● **Stated problem**
Print all entries precisely as they are written.

(Stored data)

########

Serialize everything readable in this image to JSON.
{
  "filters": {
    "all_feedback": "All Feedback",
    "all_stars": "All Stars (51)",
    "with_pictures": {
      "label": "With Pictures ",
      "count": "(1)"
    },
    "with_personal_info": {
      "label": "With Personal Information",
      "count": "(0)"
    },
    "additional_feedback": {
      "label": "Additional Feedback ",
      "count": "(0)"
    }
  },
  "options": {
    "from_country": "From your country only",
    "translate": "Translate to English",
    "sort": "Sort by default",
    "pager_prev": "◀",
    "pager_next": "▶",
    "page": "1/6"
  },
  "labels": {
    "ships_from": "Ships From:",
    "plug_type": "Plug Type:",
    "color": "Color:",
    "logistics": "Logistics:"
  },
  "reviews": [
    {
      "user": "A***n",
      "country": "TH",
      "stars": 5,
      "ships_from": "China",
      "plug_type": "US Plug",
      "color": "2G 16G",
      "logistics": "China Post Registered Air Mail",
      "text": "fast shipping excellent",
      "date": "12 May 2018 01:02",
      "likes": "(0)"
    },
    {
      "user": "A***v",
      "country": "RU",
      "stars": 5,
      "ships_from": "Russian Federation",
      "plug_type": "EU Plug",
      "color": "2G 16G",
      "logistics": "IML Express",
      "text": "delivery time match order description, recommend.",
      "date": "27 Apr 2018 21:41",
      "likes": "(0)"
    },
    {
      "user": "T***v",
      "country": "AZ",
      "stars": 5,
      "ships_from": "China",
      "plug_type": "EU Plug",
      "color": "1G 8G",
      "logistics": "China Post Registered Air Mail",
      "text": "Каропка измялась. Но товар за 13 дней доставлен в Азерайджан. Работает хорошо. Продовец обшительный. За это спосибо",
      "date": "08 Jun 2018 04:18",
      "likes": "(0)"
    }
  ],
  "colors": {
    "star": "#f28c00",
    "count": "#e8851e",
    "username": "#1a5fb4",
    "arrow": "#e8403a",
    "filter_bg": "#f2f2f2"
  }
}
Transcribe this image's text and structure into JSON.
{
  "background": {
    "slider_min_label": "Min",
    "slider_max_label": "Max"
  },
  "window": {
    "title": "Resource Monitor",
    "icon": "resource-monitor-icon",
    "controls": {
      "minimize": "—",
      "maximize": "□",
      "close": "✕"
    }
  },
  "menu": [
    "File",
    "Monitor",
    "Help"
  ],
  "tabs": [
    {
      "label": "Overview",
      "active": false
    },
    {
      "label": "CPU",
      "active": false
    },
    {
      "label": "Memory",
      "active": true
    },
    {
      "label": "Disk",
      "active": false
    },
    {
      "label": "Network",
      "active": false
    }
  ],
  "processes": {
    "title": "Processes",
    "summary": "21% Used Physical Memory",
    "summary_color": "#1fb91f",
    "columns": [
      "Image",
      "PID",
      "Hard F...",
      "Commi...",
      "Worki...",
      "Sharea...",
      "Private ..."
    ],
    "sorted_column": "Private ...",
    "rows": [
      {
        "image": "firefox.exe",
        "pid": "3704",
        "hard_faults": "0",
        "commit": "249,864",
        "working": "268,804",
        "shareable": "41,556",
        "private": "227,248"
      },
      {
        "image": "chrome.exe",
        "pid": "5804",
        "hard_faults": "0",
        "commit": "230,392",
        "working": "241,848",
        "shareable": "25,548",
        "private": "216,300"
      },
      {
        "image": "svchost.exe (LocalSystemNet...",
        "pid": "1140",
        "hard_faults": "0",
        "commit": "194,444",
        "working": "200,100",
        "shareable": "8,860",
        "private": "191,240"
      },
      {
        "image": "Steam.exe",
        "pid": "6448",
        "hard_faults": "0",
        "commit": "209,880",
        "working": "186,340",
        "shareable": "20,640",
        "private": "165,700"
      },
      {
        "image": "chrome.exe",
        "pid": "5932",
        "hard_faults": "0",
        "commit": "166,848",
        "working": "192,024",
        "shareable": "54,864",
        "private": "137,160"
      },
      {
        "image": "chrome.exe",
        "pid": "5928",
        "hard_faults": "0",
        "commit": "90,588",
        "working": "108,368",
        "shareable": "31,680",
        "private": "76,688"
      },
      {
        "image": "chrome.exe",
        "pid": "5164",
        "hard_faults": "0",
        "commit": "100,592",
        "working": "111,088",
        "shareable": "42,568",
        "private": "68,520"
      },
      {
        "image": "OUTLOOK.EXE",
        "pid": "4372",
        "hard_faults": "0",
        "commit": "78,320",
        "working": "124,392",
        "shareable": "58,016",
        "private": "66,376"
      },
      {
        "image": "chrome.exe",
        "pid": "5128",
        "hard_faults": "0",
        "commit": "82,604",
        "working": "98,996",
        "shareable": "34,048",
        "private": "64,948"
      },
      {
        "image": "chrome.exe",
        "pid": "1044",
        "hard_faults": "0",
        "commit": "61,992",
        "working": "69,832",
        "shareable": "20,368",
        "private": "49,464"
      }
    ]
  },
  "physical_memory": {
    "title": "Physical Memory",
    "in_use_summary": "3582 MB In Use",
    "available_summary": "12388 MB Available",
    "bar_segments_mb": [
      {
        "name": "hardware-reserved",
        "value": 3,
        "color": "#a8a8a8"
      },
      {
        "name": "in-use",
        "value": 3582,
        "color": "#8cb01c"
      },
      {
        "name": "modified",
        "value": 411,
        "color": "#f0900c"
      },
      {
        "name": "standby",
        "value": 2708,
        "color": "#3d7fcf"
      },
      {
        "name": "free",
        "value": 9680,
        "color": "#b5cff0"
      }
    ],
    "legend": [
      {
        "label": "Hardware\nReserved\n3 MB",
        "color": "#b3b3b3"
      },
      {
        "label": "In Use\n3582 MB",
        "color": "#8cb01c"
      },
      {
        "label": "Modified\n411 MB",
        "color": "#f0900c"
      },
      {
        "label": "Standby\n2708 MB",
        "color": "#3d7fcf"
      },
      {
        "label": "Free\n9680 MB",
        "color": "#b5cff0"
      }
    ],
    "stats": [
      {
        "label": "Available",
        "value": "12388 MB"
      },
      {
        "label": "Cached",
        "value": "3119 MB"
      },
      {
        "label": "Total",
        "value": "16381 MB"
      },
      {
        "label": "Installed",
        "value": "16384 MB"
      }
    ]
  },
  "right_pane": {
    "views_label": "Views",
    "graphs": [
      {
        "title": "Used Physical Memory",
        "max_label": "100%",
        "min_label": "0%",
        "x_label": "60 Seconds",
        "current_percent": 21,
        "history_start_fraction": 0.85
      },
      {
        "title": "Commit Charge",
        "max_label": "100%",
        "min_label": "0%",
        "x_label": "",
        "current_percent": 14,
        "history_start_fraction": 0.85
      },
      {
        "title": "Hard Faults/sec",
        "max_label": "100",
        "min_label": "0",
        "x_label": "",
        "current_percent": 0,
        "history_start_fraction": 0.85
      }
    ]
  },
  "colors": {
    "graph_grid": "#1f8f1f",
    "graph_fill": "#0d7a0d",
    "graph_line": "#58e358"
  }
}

########

● **Solution to this exercise**
Serialize everything readable in this image to JSON.
{
  "filters": {
    "all_feedback": "All Feedback",
    "all_stars": "All Stars (51)",
    "with_pictures": {
      "label": "With Pictures ",
      "count": "(1)"
    },
    "with_personal_info": {
      "label": "With Personal Information",
      "count": "(0)"
    },
    "additional_feedback": {
      "label": "Additional Feedback ",
      "count": "(0)"
    }
  },
  "options": {
    "from_country": "From your country only",
    "translate": "Translate to English",
    "sort": "Sort by default",
    "pager_prev": "◀",
    "pager_next": "▶",
    "page": "1/6"
  },
  "labels": {
    "ships_from": "Ships From:",
    "plug_type": "Plug Type:",
    "color": "Color:",
    "logistics": "Logistics:"
  },
  "reviews": [
    {
      "user": "A***n",
      "country": "TH",
      "stars": 5,
      "ships_from": "China",
      "plug_type": "US Plug",
      "color": "2G 16G",
      "logistics": "China Post Registered Air Mail",
      "text": "fast shipping excellent",
      "date": "12 May 2018 01:02",
      "likes": "(0)"
    },
    {
      "user": "A***v",
      "country": "RU",
      "stars": 5,
      "ships_from": "Russian Federation",
      "plug_type": "EU Plug",
      "color": "2G 16G",
      "logistics": "IML Express",
      "text": "delivery time match order description, recommend.",
      "date": "27 Apr 2018 21:41",
      "likes": "(0)"
    },
    {
      "user": "T***v",
      "country": "AZ",
      "stars": 5,
      "ships_from": "China",
      "plug_type": "EU Plug",
      "color": "1G 8G",
      "logistics": "China Post Registered Air Mail",
      "text": "Каропка измялась. Но товар за 13 дней доставлен в Азерайджан. Работает хорошо. Продовец обшительный. За это спосибо",
      "date": "08 Jun 2018 04:18",
      "likes": "(0)"
    }
  ],
  "colors": {
    "star": "#f28c00",
    "count": "#e8851e",
    "username": "#1a5fb4",
    "arrow": "#e8403a",
    "filter_bg": "#f2f2f2"
  }
}
Transcribe this image's text and structure into JSON.
{
  "background": {
    "slider_min_label": "Min",
    "slider_max_label": "Max"
  },
  "window": {
    "title": "Resource Monitor",
    "icon": "resource-monitor-icon",
    "controls": {
      "minimize": "—",
      "maximize": "□",
      "close": "✕"
    }
  },
  "menu": [
    "File",
    "Monitor",
    "Help"
  ],
  "tabs": [
    {
      "label": "Overview",
      "active": false
    },
    {
      "label": "CPU",
      "active": false
    },
    {
      "label": "Memory",
      "active": true
    },
    {
      "label": "Disk",
      "active": false
    },
    {
      "label": "Network",
      "active": false
    }
  ],
  "processes": {
    "title": "Processes",
    "summary": "21% Used Physical Memory",
    "summary_color": "#1fb91f",
    "columns": [
      "Image",
      "PID",
      "Hard F...",
      "Commi...",
      "Worki...",
      "Sharea...",
      "Private ..."
    ],
    "sorted_column": "Private ...",
    "rows": [
      {
        "image": "firefox.exe",
        "pid": "3704",
        "hard_faults": "0",
        "commit": "249,864",
        "working": "268,804",
        "shareable": "41,556",
        "private": "227,248"
      },
      {
        "image": "chrome.exe",
        "pid": "5804",
        "hard_faults": "0",
        "commit": "230,392",
        "working": "241,848",
        "shareable": "25,548",
        "private": "216,300"
      },
      {
        "image": "svchost.exe (LocalSystemNet...",
        "pid": "1140",
        "hard_faults": "0",
        "commit": "194,444",
        "working": "200,100",
        "shareable": "8,860",
        "private": "191,240"
      },
      {
        "image": "Steam.exe",
        "pid": "6448",
        "hard_faults": "0",
        "commit": "209,880",
        "working": "186,340",
        "shareable": "20,640",
        "private": "165,700"
      },
      {
        "image": "chrome.exe",
        "pid": "5932",
        "hard_faults": "0",
        "commit": "166,848",
        "working": "192,024",
        "shareable": "54,864",
        "private": "137,160"
      },
      {
        "image": "chrome.exe",
        "pid": "5928",
        "hard_faults": "0",
        "commit": "90,588",
        "working": "108,368",
        "shareable": "31,680",
        "private": "76,688"
      },
      {
        "image": "chrome.exe",
        "pid": "5164",
        "hard_faults": "0",
        "commit": "100,592",
        "working": "111,088",
        "shareable": "42,568",
        "private": "68,520"
      },
      {
        "image": "OUTLOOK.EXE",
        "pid": "4372",
        "hard_faults": "0",
        "commit": "78,320",
        "working": "124,392",
        "shareable": "58,016",
        "private": "66,376"
      },
      {
        "image": "chrome.exe",
        "pid": "5128",
        "hard_faults": "0",
        "commit": "82,604",
        "working": "98,996",
        "shareable": "34,048",
        "private": "64,948"
      },
      {
        "image": "chrome.exe",
        "pid": "1044",
        "hard_faults": "0",
        "commit": "61,992",
        "working": "69,832",
        "shareable": "20,368",
        "private": "49,464"
      }
    ]
  },
  "physical_memory": {
    "title": "Physical Memory",
    "in_use_summary": "3582 MB In Use",
    "available_summary": "12388 MB Available",
    "bar_segments_mb": [
      {
        "name": "hardware-reserved",
        "value": 3,
        "color": "#a8a8a8"
      },
      {
        "name": "in-use",
        "value": 3582,
        "color": "#8cb01c"
      },
      {
        "name": "modified",
        "value": 411,
        "color": "#f0900c"
      },
      {
        "name": "standby",
        "value": 2708,
        "color": "#3d7fcf"
      },
      {
        "name": "free",
        "value": 9680,
        "color": "#b5cff0"
      }
    ],
    "legend": [
      {
        "label": "Hardware\nReserved\n3 MB",
        "color": "#b3b3b3"
      },
      {
        "label": "In Use\n3582 MB",
        "color": "#8cb01c"
      },
      {
        "label": "Modified\n411 MB",
        "color": "#f0900c"
      },
      {
        "label": "Standby\n2708 MB",
        "color": "#3d7fcf"
      },
      {
        "label": "Free\n9680 MB",
        "color": "#b5cff0"
      }
    ],
    "stats": [
      {
        "label": "Available",
        "value": "12388 MB"
      },
      {
        "label": "Cached",
        "value": "3119 MB"
      },
      {
        "label": "Total",
        "value": "16381 MB"
      },
      {
        "label": "Installed",
        "value": "16384 MB"
      }
    ]
  },
  "right_pane": {
    "views_label": "Views",
    "graphs": [
      {
        "title": "Used Physical Memory",
        "max_label": "100%",
        "min_label": "0%",
        "x_label": "60 Seconds",
        "current_percent": 21,
        "history_start_fraction": 0.85
      },
      {
        "title": "Commit Charge",
        "max_label": "100%",
        "min_label": "0%",
        "x_label": "",
        "current_percent": 14,
        "history_start_fraction": 0.85
      },
      {
        "title": "Hard Faults/sec",
        "max_label": "100",
        "min_label": "0",
        "x_label": "",
        "current_percent": 0,
        "history_start_fraction": 0.85
      }
    ]
  },
  "colors": {
    "graph_grid": "#1f8f1f",
    "graph_fill": "#0d7a0d",
    "graph_line": "#58e358"
  }
}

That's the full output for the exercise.